DATASET RECORDS:
--------------------------------------------------
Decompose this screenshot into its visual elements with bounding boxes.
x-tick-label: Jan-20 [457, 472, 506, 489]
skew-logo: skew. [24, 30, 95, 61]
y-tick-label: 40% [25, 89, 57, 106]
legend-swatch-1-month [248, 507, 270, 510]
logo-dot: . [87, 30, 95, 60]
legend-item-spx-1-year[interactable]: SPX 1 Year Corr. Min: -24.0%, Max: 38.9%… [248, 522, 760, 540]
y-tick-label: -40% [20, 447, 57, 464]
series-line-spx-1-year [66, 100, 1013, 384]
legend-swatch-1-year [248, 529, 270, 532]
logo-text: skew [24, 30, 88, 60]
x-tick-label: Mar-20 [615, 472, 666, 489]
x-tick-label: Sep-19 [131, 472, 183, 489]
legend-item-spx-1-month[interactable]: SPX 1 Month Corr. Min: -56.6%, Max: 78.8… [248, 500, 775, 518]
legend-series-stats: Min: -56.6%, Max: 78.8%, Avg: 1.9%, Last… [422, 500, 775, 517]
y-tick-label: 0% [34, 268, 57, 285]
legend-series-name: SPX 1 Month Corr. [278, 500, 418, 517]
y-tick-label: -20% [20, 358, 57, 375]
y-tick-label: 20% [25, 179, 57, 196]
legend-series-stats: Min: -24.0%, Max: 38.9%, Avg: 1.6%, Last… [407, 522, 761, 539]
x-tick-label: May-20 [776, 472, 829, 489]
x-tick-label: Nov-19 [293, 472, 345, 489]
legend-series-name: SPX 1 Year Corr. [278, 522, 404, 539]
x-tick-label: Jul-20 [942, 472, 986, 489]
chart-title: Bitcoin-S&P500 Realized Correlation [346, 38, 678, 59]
--------------------------------------------------
WRITTEN REQUEST: Rewrite all the rows, replacing "legend-series-name" with "legend-label" and leaving everything else unchanged.

ANSWER FOR THE TASK:
Decompose this screenshot into its visual elements with bounding boxes.
x-tick-label: Jan-20 [457, 472, 506, 489]
skew-logo: skew. [24, 30, 95, 61]
y-tick-label: 40% [25, 89, 57, 106]
legend-swatch-1-month [248, 507, 270, 510]
logo-dot: . [87, 30, 95, 60]
legend-item-spx-1-year[interactable]: SPX 1 Year Corr. Min: -24.0%, Max: 38.9%… [248, 522, 760, 540]
y-tick-label: -40% [20, 447, 57, 464]
series-line-spx-1-year [66, 100, 1013, 384]
legend-swatch-1-year [248, 529, 270, 532]
logo-text: skew [24, 30, 88, 60]
x-tick-label: Mar-20 [615, 472, 666, 489]
x-tick-label: Sep-19 [131, 472, 183, 489]
legend-item-spx-1-month[interactable]: SPX 1 Month Corr. Min: -56.6%, Max: 78.8… [248, 500, 775, 518]
legend-series-stats: Min: -56.6%, Max: 78.8%, Avg: 1.9%, Last… [422, 500, 775, 517]
y-tick-label: 0% [34, 268, 57, 285]
legend-label: SPX 1 Month Corr. [278, 500, 418, 517]
y-tick-label: -20% [20, 358, 57, 375]
y-tick-label: 20% [25, 179, 57, 196]
legend-series-stats: Min: -24.0%, Max: 38.9%, Avg: 1.6%, Last… [407, 522, 761, 539]
x-tick-label: May-20 [776, 472, 829, 489]
x-tick-label: Nov-19 [293, 472, 345, 489]
legend-label: SPX 1 Year Corr. [278, 522, 404, 539]
x-tick-label: Jul-20 [942, 472, 986, 489]
chart-title: Bitcoin-S&P500 Realized Correlation [346, 38, 678, 59]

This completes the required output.